*Text segment:*
————

Wednesday, May 27, 2015

Netflix Streaming - More Energy Efficient than Breathing

Netflix Streaming: Energy Consumption for 2014 was 0.0013 kWh per Streaming Hour Delivered

  • 36% was from renewable sources

  • 28% was offset with renewable energy credits

  • We plan to be fully offset by 2015, and to increase the contribution of renewable sources
  • Carbon footprint of about 300g of CO2 per customer represents about 0.007% of the typical US household footprint of 43,000 kg (48 tons) of CO2 per year

Since 2007 when Netflix launched its streaming service, usage has grown exponentially. Last quarter alone, our 60 million members collectively enjoyed 10 billion streaming hours worldwide.
Netflix streaming consumes energy in two main ways:
  1. The majority of our technology is operated in the Amazon Web Services (AWS) cloud platform. AWS offers us unprecedented global scale, hosting tens of thousands of virtual instances and many petabytes of data across several cloud regions.
  2. The audio-video media itself is delivered from “Open Connect” content servers, which are forward positioned close to, or inside of, ISP networks for efficient delivery.
In addition, energy is consumed by:
  1. The ISP networks, which carry the data across “the last mile” from our content servers to our customers.

————

Layout region records
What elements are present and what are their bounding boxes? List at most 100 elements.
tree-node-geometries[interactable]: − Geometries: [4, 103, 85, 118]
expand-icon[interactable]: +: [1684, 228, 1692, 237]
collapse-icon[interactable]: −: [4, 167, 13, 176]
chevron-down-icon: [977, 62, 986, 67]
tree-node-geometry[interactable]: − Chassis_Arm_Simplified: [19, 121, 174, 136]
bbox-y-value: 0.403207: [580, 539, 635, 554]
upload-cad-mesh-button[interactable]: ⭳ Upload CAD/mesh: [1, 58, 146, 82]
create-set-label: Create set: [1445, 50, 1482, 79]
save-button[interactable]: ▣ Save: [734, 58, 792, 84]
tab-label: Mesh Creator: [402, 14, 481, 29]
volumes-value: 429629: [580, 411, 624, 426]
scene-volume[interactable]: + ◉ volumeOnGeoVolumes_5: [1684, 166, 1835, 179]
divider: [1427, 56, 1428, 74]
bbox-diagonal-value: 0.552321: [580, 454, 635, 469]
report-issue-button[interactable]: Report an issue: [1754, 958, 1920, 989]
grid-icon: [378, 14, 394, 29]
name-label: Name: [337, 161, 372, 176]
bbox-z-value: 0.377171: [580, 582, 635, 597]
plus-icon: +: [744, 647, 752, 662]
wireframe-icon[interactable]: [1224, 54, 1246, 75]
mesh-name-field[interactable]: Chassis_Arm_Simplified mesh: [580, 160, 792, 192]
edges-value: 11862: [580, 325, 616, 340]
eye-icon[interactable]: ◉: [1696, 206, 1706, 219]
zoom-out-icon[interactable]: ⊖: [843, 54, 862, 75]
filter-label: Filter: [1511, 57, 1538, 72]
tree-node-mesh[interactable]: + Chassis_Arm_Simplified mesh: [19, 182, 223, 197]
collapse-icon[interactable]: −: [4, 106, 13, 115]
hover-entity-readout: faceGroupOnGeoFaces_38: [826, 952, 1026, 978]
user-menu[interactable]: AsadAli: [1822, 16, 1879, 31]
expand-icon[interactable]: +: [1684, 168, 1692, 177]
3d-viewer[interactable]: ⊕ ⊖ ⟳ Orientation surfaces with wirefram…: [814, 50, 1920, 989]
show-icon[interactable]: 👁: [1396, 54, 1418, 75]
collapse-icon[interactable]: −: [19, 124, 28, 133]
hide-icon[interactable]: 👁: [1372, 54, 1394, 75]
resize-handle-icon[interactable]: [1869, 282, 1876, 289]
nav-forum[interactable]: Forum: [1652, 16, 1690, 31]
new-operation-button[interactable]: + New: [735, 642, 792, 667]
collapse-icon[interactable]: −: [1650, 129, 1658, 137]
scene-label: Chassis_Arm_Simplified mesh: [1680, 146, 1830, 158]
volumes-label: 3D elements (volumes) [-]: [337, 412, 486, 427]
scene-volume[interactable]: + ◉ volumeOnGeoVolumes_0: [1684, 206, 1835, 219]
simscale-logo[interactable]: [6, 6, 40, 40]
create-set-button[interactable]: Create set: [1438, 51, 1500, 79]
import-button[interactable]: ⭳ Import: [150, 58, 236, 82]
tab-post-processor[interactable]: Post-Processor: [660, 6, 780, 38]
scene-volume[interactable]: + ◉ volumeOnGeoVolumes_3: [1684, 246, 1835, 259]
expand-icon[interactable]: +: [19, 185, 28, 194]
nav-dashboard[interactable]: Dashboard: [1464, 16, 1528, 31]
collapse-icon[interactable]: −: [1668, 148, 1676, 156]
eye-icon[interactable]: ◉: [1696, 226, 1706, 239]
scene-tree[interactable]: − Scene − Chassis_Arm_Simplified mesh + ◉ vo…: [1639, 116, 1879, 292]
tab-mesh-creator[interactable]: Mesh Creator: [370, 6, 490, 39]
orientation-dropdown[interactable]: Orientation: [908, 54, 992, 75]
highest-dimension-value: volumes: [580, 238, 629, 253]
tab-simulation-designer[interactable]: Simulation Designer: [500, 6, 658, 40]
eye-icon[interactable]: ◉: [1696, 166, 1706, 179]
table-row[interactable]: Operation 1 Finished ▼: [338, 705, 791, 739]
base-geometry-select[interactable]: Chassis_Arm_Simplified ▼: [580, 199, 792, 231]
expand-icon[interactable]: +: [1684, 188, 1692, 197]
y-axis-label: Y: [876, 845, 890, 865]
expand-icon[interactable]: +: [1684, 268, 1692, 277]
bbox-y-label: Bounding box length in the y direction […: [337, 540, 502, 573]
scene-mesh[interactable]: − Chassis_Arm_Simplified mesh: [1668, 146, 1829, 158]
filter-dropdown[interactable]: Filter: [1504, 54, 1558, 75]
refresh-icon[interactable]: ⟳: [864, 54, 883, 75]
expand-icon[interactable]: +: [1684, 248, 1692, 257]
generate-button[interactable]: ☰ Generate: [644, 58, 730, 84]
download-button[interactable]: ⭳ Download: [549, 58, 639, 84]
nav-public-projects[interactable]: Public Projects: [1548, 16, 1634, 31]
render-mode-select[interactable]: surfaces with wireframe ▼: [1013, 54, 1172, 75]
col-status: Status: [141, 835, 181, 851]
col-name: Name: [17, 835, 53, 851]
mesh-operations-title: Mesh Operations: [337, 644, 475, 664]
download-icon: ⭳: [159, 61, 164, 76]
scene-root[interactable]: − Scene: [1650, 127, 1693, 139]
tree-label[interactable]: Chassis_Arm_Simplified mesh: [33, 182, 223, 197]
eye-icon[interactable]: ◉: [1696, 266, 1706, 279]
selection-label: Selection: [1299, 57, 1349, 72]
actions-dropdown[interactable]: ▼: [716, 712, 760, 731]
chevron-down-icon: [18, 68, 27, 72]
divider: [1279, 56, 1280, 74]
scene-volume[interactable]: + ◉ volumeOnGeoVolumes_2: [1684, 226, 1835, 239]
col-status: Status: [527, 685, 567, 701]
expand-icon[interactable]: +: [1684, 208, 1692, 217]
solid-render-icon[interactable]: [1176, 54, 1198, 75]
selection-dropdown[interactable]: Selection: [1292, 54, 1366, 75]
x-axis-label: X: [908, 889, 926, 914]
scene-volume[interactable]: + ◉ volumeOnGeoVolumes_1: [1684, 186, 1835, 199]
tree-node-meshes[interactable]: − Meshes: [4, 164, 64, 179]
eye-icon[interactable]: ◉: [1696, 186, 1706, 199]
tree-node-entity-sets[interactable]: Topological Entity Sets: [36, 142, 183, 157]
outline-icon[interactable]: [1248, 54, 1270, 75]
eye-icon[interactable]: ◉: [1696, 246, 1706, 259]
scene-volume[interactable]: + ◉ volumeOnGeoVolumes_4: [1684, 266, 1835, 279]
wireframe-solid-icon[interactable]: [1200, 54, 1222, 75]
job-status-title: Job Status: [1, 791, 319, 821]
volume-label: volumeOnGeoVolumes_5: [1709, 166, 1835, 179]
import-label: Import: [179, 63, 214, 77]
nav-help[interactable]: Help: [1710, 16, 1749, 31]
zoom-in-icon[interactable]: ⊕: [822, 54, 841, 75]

————

*Complete the following:*
(1) According to the text on Netflix streaming energy use, why are the Open Connect content servers placed close to, or inside of, ISP networks?
(2) Reproduce the passage of the text on Netflix streaming energy use from "Since 2007 when" to "streaming hours worldwide.".

*Answers:*
(1) They are forward positioned close to, or inside of, ISP networks so that the audio-video media can be delivered efficiently.

(2)
Since 2007 when Netflix launched its streaming service, usage has grown exponentially. Last quarter alone, our 60 million members collectively enjoyed 10 billion streaming hours worldwide.